START

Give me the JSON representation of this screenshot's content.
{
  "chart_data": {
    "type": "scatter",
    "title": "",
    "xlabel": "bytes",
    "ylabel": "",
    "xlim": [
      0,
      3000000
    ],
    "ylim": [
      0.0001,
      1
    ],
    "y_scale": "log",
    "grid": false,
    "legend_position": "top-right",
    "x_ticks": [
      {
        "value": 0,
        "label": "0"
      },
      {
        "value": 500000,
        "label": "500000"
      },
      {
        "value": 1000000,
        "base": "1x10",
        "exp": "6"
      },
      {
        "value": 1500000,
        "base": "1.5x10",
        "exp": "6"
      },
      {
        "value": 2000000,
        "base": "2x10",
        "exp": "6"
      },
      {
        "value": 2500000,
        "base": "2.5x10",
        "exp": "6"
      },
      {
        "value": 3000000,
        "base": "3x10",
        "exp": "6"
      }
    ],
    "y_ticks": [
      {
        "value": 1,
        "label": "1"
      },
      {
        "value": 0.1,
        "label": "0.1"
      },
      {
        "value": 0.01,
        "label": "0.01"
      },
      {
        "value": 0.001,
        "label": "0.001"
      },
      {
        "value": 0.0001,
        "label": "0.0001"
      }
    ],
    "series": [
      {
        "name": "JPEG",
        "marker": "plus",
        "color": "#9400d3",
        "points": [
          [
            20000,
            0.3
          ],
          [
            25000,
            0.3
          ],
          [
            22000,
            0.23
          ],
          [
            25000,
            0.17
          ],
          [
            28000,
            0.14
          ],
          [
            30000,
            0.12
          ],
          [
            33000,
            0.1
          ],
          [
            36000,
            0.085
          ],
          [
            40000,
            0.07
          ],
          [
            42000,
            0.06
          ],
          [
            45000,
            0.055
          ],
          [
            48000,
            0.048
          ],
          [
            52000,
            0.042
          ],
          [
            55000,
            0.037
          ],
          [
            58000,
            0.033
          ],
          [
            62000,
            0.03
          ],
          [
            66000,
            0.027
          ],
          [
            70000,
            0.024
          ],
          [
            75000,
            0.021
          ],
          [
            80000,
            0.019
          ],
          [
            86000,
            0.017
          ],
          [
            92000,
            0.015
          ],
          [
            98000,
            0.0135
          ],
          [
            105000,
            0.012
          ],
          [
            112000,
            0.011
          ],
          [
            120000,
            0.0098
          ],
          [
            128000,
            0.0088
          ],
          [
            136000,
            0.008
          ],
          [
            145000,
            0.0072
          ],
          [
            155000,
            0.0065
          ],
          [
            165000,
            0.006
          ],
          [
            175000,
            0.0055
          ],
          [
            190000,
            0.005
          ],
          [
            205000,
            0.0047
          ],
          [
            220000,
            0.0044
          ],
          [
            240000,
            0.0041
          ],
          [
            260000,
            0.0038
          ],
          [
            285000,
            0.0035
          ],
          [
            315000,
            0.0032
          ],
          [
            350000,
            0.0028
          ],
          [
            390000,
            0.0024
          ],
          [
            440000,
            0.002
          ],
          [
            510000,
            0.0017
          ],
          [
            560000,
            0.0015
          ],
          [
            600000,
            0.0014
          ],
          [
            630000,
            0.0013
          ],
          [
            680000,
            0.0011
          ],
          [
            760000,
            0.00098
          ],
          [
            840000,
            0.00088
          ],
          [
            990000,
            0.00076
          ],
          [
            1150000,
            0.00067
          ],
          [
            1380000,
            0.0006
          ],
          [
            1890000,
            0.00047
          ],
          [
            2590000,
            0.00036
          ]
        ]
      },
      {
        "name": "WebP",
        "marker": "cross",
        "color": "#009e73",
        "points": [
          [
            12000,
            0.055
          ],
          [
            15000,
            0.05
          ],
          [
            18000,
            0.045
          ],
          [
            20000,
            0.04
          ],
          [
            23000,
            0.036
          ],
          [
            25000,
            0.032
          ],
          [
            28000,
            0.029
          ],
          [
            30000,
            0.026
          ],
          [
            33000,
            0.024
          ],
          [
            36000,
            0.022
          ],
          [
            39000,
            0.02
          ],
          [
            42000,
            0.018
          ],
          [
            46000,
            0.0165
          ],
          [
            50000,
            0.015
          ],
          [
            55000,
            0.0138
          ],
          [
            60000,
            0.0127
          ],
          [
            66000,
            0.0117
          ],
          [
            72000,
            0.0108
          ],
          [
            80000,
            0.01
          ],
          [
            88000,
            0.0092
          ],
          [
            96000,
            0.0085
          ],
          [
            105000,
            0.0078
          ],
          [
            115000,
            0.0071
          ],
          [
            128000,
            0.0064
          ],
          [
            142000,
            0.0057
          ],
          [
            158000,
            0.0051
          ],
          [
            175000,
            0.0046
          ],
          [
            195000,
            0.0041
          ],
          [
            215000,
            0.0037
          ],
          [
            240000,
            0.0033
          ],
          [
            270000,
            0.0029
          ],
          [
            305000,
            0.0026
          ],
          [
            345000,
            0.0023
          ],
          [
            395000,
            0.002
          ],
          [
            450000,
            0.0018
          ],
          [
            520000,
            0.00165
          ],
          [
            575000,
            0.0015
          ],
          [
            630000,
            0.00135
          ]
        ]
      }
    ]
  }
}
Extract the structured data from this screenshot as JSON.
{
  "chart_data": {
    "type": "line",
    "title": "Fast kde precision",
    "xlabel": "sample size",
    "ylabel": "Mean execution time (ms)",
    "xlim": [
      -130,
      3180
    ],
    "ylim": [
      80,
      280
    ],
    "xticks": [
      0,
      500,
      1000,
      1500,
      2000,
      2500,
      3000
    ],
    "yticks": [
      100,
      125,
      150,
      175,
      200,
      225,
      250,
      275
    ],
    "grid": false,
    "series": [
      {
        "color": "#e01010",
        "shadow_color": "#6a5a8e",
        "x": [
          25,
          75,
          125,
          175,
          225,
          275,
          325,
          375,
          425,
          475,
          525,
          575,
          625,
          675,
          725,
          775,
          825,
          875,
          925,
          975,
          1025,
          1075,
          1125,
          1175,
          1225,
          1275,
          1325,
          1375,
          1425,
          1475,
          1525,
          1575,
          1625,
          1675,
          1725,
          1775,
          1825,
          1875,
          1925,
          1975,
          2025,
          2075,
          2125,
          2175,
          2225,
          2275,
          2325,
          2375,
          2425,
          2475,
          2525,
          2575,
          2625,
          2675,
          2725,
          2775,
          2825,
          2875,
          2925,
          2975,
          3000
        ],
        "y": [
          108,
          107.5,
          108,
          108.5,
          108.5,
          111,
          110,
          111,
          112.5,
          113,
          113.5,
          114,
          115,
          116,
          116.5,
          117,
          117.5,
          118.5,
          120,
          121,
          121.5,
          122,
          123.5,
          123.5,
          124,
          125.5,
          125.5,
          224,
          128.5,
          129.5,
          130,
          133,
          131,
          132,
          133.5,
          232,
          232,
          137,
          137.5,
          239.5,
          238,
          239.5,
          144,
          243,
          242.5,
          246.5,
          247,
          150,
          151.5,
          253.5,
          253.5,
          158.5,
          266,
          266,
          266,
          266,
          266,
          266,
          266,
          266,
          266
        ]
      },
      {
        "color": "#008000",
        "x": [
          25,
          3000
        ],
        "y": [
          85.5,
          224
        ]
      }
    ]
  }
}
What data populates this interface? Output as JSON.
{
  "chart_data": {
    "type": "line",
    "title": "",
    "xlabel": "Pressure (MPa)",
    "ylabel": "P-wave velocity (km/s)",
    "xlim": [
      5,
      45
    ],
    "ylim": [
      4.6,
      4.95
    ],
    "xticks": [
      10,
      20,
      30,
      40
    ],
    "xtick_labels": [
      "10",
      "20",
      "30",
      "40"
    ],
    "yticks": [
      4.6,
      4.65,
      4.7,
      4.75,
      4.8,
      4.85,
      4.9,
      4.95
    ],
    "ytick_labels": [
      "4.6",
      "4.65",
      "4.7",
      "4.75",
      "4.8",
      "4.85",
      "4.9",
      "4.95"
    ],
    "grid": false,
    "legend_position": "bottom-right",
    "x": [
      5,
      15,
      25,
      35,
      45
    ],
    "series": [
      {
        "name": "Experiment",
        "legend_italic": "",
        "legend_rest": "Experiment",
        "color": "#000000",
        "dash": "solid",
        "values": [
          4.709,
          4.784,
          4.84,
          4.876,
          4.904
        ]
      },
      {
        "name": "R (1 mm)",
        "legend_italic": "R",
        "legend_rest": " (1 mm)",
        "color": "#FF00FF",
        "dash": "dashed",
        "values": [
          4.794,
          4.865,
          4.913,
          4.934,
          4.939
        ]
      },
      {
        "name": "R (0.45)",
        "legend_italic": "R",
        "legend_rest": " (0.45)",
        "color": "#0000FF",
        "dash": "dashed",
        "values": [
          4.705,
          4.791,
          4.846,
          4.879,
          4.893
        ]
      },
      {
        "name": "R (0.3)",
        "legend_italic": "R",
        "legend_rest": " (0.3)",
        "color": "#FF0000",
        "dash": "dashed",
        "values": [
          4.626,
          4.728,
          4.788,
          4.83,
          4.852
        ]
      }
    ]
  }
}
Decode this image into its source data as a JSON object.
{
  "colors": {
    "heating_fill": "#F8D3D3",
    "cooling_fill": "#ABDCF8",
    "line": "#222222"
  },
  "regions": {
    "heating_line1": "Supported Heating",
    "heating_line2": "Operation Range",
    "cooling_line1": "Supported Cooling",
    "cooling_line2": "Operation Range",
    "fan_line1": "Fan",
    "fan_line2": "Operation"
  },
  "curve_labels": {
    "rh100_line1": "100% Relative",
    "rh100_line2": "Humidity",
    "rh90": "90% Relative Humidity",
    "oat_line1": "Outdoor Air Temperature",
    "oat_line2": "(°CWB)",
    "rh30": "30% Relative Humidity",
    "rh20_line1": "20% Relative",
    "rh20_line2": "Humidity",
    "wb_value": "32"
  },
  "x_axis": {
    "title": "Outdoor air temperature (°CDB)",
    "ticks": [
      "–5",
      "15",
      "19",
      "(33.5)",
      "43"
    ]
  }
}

END

- **Prompt**
From the entries above, extract each line containing "Range".

- **The solution**
    "heating_line2": "Operation Range",
    "cooling_line2": "Operation Range",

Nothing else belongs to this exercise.